**BRIEF**
Extract all lines from the data beneath that include the word "stream".

====== MATERIAL PROVIDED ======

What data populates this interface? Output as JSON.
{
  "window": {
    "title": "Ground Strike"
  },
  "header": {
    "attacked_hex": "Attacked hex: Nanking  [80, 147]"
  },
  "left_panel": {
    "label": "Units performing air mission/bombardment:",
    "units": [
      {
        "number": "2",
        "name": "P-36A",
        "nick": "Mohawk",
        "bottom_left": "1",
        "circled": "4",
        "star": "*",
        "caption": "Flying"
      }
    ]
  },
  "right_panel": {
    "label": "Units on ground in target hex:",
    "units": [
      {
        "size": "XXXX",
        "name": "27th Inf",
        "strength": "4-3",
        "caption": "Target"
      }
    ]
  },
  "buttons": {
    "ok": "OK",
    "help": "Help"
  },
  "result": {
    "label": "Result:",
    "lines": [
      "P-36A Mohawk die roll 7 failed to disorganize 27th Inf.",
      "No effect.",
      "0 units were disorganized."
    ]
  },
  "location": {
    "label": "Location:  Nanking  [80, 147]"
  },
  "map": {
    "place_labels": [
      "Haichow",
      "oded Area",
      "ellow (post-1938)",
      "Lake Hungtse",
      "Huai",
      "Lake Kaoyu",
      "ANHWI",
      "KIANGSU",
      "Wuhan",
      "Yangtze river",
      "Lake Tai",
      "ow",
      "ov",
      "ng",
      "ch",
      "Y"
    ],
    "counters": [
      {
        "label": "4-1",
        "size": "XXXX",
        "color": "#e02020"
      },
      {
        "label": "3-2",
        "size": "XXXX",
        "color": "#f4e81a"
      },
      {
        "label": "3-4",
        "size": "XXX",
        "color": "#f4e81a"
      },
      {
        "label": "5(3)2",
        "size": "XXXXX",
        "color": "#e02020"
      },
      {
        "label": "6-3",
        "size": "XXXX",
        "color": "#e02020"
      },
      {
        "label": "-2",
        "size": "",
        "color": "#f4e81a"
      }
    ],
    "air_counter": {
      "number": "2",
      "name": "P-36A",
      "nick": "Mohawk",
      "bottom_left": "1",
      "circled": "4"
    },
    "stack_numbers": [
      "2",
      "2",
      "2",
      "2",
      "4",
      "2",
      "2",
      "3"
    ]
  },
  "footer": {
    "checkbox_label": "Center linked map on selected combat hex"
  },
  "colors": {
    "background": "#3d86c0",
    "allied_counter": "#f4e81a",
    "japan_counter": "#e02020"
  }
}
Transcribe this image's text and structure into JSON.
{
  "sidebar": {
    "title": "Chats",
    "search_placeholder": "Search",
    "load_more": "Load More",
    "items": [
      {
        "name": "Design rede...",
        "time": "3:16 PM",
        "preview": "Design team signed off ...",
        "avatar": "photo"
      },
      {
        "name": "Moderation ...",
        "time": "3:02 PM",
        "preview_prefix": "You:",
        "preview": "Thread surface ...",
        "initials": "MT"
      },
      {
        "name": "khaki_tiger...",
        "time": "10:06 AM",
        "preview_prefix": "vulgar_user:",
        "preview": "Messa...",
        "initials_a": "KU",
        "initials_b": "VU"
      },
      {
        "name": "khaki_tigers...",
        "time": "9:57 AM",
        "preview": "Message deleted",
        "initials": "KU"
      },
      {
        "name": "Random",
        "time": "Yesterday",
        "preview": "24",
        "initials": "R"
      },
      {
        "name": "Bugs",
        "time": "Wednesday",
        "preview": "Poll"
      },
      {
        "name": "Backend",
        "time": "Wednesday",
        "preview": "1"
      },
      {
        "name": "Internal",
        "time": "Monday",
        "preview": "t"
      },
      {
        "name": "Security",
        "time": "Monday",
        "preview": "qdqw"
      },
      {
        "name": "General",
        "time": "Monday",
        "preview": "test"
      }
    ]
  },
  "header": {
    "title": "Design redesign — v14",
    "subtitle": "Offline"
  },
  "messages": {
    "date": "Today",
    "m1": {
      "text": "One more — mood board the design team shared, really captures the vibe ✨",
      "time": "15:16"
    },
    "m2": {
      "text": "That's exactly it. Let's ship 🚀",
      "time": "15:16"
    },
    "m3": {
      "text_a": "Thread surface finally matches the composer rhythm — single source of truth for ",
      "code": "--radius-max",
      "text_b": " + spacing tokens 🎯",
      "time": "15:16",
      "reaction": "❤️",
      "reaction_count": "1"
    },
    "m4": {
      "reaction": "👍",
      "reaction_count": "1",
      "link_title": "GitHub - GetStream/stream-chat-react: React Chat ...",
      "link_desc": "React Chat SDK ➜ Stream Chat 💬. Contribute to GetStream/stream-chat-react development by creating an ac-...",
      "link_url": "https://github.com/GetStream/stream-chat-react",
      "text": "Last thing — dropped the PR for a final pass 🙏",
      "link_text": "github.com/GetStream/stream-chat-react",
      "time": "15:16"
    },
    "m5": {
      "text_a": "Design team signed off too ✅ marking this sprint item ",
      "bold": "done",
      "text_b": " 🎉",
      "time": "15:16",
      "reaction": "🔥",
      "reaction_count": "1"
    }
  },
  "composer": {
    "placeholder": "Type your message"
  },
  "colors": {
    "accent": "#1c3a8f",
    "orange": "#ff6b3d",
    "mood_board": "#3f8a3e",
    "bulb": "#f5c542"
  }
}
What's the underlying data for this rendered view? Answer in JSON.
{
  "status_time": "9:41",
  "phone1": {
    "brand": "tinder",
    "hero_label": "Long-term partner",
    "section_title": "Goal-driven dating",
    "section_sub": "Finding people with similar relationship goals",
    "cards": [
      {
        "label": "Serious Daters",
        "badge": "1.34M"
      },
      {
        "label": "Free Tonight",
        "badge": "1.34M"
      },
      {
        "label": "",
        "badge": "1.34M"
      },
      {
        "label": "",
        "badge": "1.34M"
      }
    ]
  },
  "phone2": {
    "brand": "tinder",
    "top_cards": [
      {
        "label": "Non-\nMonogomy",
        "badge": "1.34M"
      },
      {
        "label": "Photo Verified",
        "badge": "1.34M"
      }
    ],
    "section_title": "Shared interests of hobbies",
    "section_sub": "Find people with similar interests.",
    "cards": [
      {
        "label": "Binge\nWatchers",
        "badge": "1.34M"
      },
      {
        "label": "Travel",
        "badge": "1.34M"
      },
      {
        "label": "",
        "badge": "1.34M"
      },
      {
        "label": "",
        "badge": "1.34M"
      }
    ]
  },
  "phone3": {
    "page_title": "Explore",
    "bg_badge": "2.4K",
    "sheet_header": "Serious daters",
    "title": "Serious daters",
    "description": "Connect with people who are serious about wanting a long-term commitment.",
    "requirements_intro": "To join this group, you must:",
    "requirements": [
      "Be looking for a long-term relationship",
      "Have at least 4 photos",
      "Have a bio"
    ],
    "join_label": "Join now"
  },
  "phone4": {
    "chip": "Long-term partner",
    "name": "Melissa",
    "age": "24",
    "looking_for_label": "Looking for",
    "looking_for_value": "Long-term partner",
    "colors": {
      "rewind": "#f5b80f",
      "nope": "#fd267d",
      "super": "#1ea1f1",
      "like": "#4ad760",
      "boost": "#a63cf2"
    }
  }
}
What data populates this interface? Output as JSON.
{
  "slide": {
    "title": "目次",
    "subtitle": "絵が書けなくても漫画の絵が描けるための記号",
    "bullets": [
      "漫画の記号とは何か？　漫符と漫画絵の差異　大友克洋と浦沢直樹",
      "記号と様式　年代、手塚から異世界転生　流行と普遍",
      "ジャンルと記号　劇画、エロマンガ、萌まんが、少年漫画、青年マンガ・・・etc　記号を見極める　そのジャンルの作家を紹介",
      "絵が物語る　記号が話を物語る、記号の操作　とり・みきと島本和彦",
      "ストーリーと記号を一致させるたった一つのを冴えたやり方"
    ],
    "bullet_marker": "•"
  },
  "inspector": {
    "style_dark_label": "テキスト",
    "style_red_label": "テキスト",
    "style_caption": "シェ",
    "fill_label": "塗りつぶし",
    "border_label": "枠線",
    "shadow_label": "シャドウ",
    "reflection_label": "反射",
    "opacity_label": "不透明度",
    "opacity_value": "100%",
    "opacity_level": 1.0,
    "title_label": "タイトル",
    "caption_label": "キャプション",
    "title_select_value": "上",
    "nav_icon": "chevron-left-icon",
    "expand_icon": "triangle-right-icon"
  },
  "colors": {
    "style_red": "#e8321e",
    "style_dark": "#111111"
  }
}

======

**FINAL RESULT**
      "link_title": "GitHub - GetStream/stream-chat-react: React Chat ...",
      "link_desc": "React Chat SDK ➜ Stream Chat 💬. Contribute to GetStream/stream-chat-react development by creating an ac-...",
      "link_url": "https://github.com/GetStream/stream-chat-react",
      "link_text": "github.com/GetStream/stream-chat-react",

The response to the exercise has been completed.